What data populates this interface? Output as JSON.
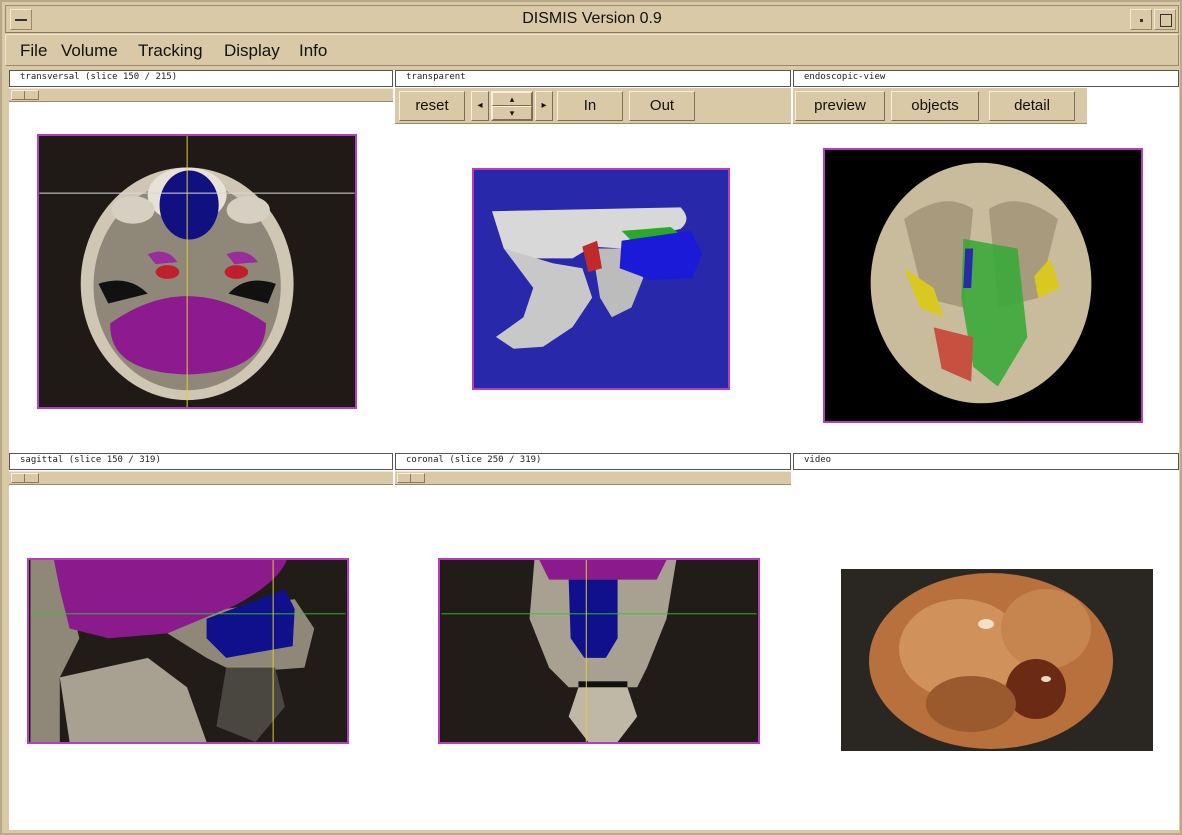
{
  "window": {
    "title": "DISMIS Version 0.9"
  },
  "menu": [
    {
      "label": "File"
    },
    {
      "label": "Volume"
    },
    {
      "label": "Tracking"
    },
    {
      "label": "Display"
    },
    {
      "label": "Info"
    }
  ],
  "panels": {
    "transversal": {
      "label": "transversal (slice 150 / 215)"
    },
    "transparent": {
      "label": "transparent"
    },
    "endoscopic": {
      "label": "endoscopic-view"
    },
    "sagittal": {
      "label": "sagittal (slice 150 / 319)"
    },
    "coronal": {
      "label": "coronal (slice 250 / 319)"
    },
    "video": {
      "label": "video"
    }
  },
  "toolbar_transparent": {
    "reset": "reset",
    "left": "◂",
    "up": "▴",
    "down": "▾",
    "right": "▸",
    "in": "In",
    "out": "Out"
  },
  "toolbar_endoscopic": {
    "preview": "preview",
    "objects": "objects",
    "detail": "detail"
  },
  "colors": {
    "chrome": "#d9c9a6",
    "view_border": "#b83cbf",
    "segment_blue": "#1a1a9e",
    "segment_purple": "#8a1a8a",
    "segment_red": "#c0202a",
    "segment_green": "#2a9a2a",
    "segment_yellow": "#d8c820"
  }
}
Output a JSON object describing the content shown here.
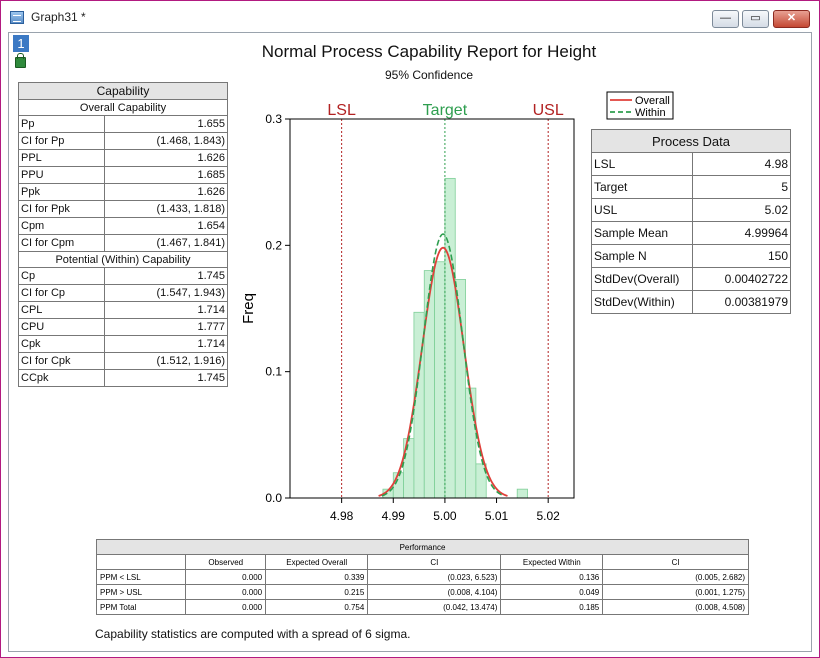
{
  "window": {
    "title": "Graph31 *",
    "layer_label": "1",
    "min_glyph": "—",
    "max_glyph": "▭",
    "close_glyph": "✕"
  },
  "report": {
    "title": "Normal Process Capability Report for Height",
    "subtitle": "95% Confidence"
  },
  "capability": {
    "header": "Capability",
    "overall_header": "Overall Capability",
    "overall_rows": [
      {
        "label": "Pp",
        "value": "1.655"
      },
      {
        "label": "CI for Pp",
        "value": "(1.468, 1.843)"
      },
      {
        "label": "PPL",
        "value": "1.626"
      },
      {
        "label": "PPU",
        "value": "1.685"
      },
      {
        "label": "Ppk",
        "value": "1.626"
      },
      {
        "label": "CI for Ppk",
        "value": "(1.433, 1.818)"
      },
      {
        "label": "Cpm",
        "value": "1.654"
      },
      {
        "label": "CI for Cpm",
        "value": "(1.467, 1.841)"
      }
    ],
    "within_header": "Potential (Within) Capability",
    "within_rows": [
      {
        "label": "Cp",
        "value": "1.745"
      },
      {
        "label": "CI for Cp",
        "value": "(1.547, 1.943)"
      },
      {
        "label": "CPL",
        "value": "1.714"
      },
      {
        "label": "CPU",
        "value": "1.777"
      },
      {
        "label": "Cpk",
        "value": "1.714"
      },
      {
        "label": "CI for Cpk",
        "value": "(1.512, 1.916)"
      },
      {
        "label": "CCpk",
        "value": "1.745"
      }
    ]
  },
  "process": {
    "header": "Process Data",
    "rows": [
      {
        "label": "LSL",
        "value": "4.98"
      },
      {
        "label": "Target",
        "value": "5"
      },
      {
        "label": "USL",
        "value": "5.02"
      },
      {
        "label": "Sample Mean",
        "value": "4.99964"
      },
      {
        "label": "Sample N",
        "value": "150"
      },
      {
        "label": "StdDev(Overall)",
        "value": "0.00402722"
      },
      {
        "label": "StdDev(Within)",
        "value": "0.00381979"
      }
    ]
  },
  "performance": {
    "header": "Performance",
    "columns": [
      "",
      "Observed",
      "Expected Overall",
      "CI",
      "Expected Within",
      "CI"
    ],
    "rows": [
      [
        "PPM < LSL",
        "0.000",
        "0.339",
        "(0.023, 6.523)",
        "0.136",
        "(0.005, 2.682)"
      ],
      [
        "PPM > USL",
        "0.000",
        "0.215",
        "(0.008, 4.104)",
        "0.049",
        "(0.001, 1.275)"
      ],
      [
        "PPM Total",
        "0.000",
        "0.754",
        "(0.042, 13.474)",
        "0.185",
        "(0.008, 4.508)"
      ]
    ]
  },
  "footnote": "Capability statistics are computed with a spread of 6 sigma.",
  "chart_data": {
    "type": "bar",
    "ylabel": "Freq",
    "xlim": [
      4.97,
      5.025
    ],
    "ylim": [
      0,
      0.3
    ],
    "xticks": [
      "4.98",
      "4.99",
      "5.00",
      "5.01",
      "5.02"
    ],
    "xtick_values": [
      4.98,
      4.99,
      5.0,
      5.01,
      5.02
    ],
    "yticks": [
      "0.0",
      "0.1",
      "0.2",
      "0.3"
    ],
    "ytick_values": [
      0,
      0.1,
      0.2,
      0.3
    ],
    "bin_width": 0.002,
    "bins": [
      {
        "x0": 4.988,
        "value": 0.007
      },
      {
        "x0": 4.99,
        "value": 0.02
      },
      {
        "x0": 4.992,
        "value": 0.047
      },
      {
        "x0": 4.994,
        "value": 0.147
      },
      {
        "x0": 4.996,
        "value": 0.18
      },
      {
        "x0": 4.998,
        "value": 0.187
      },
      {
        "x0": 5.0,
        "value": 0.253
      },
      {
        "x0": 5.002,
        "value": 0.173
      },
      {
        "x0": 5.004,
        "value": 0.087
      },
      {
        "x0": 5.006,
        "value": 0.027
      },
      {
        "x0": 5.008,
        "value": 0.0
      },
      {
        "x0": 5.01,
        "value": 0.0
      },
      {
        "x0": 5.014,
        "value": 0.007
      }
    ],
    "spec_lines": [
      {
        "name": "LSL",
        "x": 4.98,
        "color": "#b22222"
      },
      {
        "name": "Target",
        "x": 5.0,
        "color": "#2e9e4f"
      },
      {
        "name": "USL",
        "x": 5.02,
        "color": "#b22222"
      }
    ],
    "series": [
      {
        "name": "Overall",
        "mean": 4.99964,
        "sd": 0.00402722,
        "color": "#e0403a",
        "style": "solid"
      },
      {
        "name": "Within",
        "mean": 4.99964,
        "sd": 0.00381979,
        "color": "#2e9e4f",
        "style": "dashed"
      }
    ],
    "bar_color": "#c9efd5",
    "bar_stroke": "#7fcf98",
    "legend_position": "top-right"
  }
}
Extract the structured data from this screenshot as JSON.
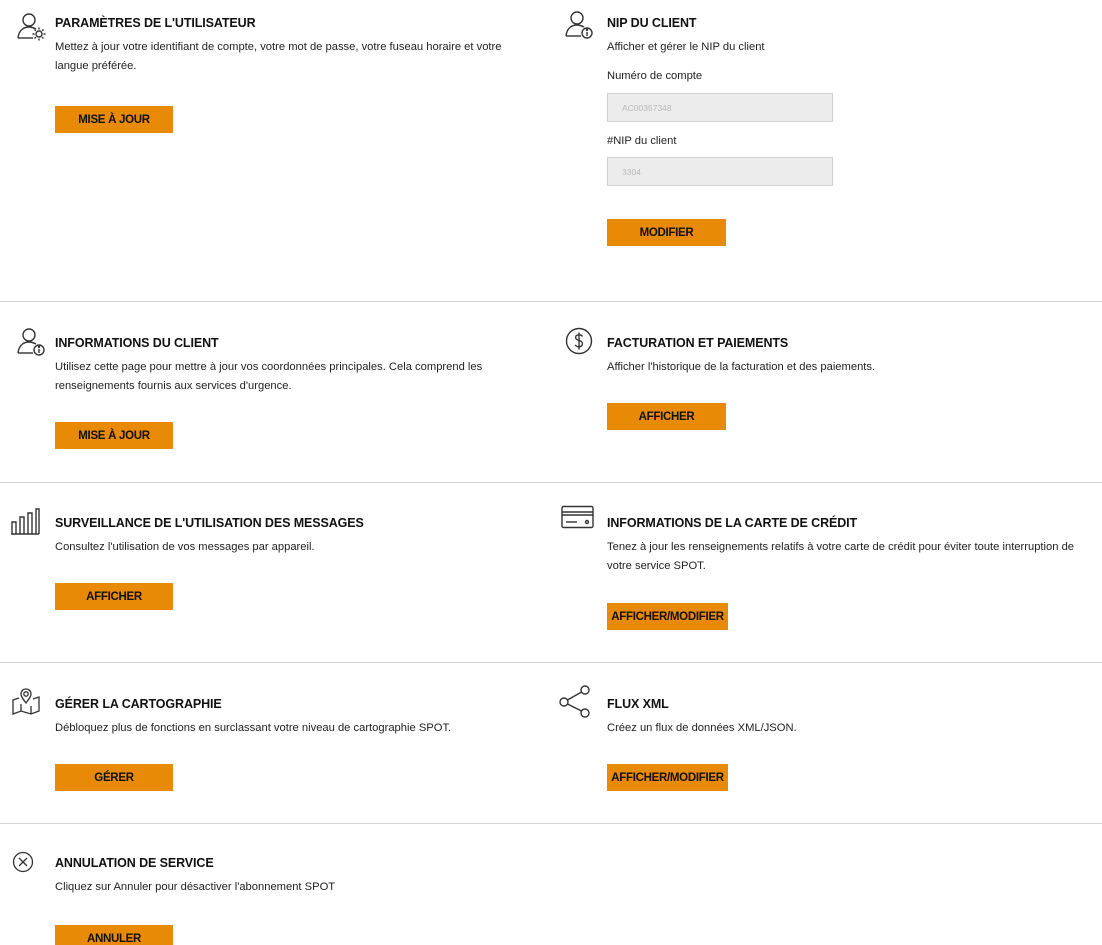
{
  "user_settings": {
    "icon": "user-gear-icon",
    "title": "PARAMÈTRES DE L'UTILISATEUR",
    "description": "Mettez à jour votre identifiant de compte, votre mot de passe, votre fuseau horaire et votre langue préférée.",
    "button": "MISE À JOUR"
  },
  "client_pin": {
    "icon": "user-info-icon",
    "title": "NIP DU CLIENT",
    "description": "Afficher et gérer le NIP du client",
    "account_label": "Numéro de compte",
    "account_value": "AC00357348",
    "pin_label": "#NIP du client",
    "pin_value": "3304",
    "button": "MODIFIER"
  },
  "client_info": {
    "icon": "user-info-icon",
    "title": "INFORMATIONS DU CLIENT",
    "description": "Utilisez cette page pour mettre à jour vos coordonnées principales. Cela comprend les renseignements fournis aux services d'urgence.",
    "button": "MISE À JOUR"
  },
  "billing": {
    "icon": "dollar-circle-icon",
    "title": "FACTURATION ET PAIEMENTS",
    "description": "Afficher l'historique de la facturation et des paiements.",
    "button": "AFFICHER"
  },
  "message_usage": {
    "icon": "bar-chart-icon",
    "title": "SURVEILLANCE DE L'UTILISATION DES MESSAGES",
    "description": "Consultez l'utilisation de vos messages par appareil.",
    "button": "AFFICHER"
  },
  "credit_card": {
    "icon": "credit-card-icon",
    "title": "INFORMATIONS DE LA CARTE DE CRÉDIT",
    "description": "Tenez à jour les renseignements relatifs à votre carte de crédit pour éviter toute interruption de votre service SPOT.",
    "button": "AFFICHER/MODIFIER"
  },
  "mapping": {
    "icon": "map-pin-icon",
    "title": "GÉRER LA CARTOGRAPHIE",
    "description": "Débloquez plus de fonctions en surclassant votre niveau de cartographie SPOT.",
    "button": "GÉRER"
  },
  "xml_feed": {
    "icon": "share-icon",
    "title": "FLUX XML",
    "description": "Créez un flux de données XML/JSON.",
    "button": "AFFICHER/MODIFIER"
  },
  "cancel_service": {
    "icon": "close-circle-icon",
    "title": "ANNULATION DE SERVICE",
    "description": "Cliquez sur Annuler pour désactiver l'abonnement SPOT",
    "button": "ANNULER"
  },
  "colors": {
    "accent": "#e88a06",
    "divider": "#d4d4d4",
    "field_bg": "#ececec"
  }
}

### Goal of the exercise
Show each line holding the word "this".

### Written reply
What data populates this interface? Output as JSON.
Extract the structured data from this screenshot as JSON.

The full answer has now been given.